**Problem to work on:** Quote every line below exactly as it reads.

Source data:
____________

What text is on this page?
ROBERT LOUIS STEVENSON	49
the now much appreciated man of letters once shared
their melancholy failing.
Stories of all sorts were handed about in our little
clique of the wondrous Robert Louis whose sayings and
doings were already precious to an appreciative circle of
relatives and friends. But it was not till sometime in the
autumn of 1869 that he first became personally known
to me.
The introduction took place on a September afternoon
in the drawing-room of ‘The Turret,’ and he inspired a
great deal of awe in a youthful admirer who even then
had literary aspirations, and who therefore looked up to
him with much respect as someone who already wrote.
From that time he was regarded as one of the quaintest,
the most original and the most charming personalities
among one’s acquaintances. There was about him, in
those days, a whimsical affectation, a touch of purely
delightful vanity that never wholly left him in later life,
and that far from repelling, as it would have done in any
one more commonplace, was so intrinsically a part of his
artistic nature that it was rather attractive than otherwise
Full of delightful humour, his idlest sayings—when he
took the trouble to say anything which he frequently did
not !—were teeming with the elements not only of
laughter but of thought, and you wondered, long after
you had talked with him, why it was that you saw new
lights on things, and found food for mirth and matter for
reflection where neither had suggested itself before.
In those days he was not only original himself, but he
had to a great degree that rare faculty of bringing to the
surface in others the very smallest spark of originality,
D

____________

**Output of the exercise:**
What text is on this page?
ROBERT LOUIS STEVENSON	49
the now much appreciated man of letters once shared
their melancholy failing.
Stories of all sorts were handed about in our little
clique of the wondrous Robert Louis whose sayings and
doings were already precious to an appreciative circle of
relatives and friends. But it was not till sometime in the
autumn of 1869 that he first became personally known
to me.
The introduction took place on a September afternoon
in the drawing-room of ‘The Turret,’ and he inspired a
great deal of awe in a youthful admirer who even then
had literary aspirations, and who therefore looked up to
him with much respect as someone who already wrote.
From that time he was regarded as one of the quaintest,
the most original and the most charming personalities
among one’s acquaintances. There was about him, in
those days, a whimsical affectation, a touch of purely
delightful vanity that never wholly left him in later life,
and that far from repelling, as it would have done in any
one more commonplace, was so intrinsically a part of his
artistic nature that it was rather attractive than otherwise
Full of delightful humour, his idlest sayings—when he
took the trouble to say anything which he frequently did
not !—were teeming with the elements not only of
laughter but of thought, and you wondered, long after
you had talked with him, why it was that you saw new
lights on things, and found food for mirth and matter for
reflection where neither had suggested itself before.
In those days he was not only original himself, but he
had to a great degree that rare faculty of bringing to the
surface in others the very smallest spark of originality,
D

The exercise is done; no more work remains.